* _Exercise materials_:

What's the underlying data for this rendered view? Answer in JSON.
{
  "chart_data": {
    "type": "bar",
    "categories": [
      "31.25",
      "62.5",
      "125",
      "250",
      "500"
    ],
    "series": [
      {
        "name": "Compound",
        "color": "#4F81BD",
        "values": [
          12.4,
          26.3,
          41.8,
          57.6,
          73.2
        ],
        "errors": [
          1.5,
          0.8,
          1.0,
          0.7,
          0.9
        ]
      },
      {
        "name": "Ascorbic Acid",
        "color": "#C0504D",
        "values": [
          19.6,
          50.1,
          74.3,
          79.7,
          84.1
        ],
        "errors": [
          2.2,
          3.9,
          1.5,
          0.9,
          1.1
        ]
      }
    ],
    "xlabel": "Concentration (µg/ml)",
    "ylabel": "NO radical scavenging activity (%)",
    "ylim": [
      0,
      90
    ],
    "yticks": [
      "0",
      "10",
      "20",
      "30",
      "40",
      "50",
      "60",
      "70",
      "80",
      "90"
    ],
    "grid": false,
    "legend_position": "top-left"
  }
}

* _What is expected_:
Set down the listing above in full, please, exactly as it appears.

* _Answer to the exercise_:
What's the underlying data for this rendered view? Answer in JSON.
{
  "chart_data": {
    "type": "bar",
    "categories": [
      "31.25",
      "62.5",
      "125",
      "250",
      "500"
    ],
    "series": [
      {
        "name": "Compound",
        "color": "#4F81BD",
        "values": [
          12.4,
          26.3,
          41.8,
          57.6,
          73.2
        ],
        "errors": [
          1.5,
          0.8,
          1.0,
          0.7,
          0.9
        ]
      },
      {
        "name": "Ascorbic Acid",
        "color": "#C0504D",
        "values": [
          19.6,
          50.1,
          74.3,
          79.7,
          84.1
        ],
        "errors": [
          2.2,
          3.9,
          1.5,
          0.9,
          1.1
        ]
      }
    ],
    "xlabel": "Concentration (µg/ml)",
    "ylabel": "NO radical scavenging activity (%)",
    "ylim": [
      0,
      90
    ],
    "yticks": [
      "0",
      "10",
      "20",
      "30",
      "40",
      "50",
      "60",
      "70",
      "80",
      "90"
    ],
    "grid": false,
    "legend_position": "top-left"
  }
}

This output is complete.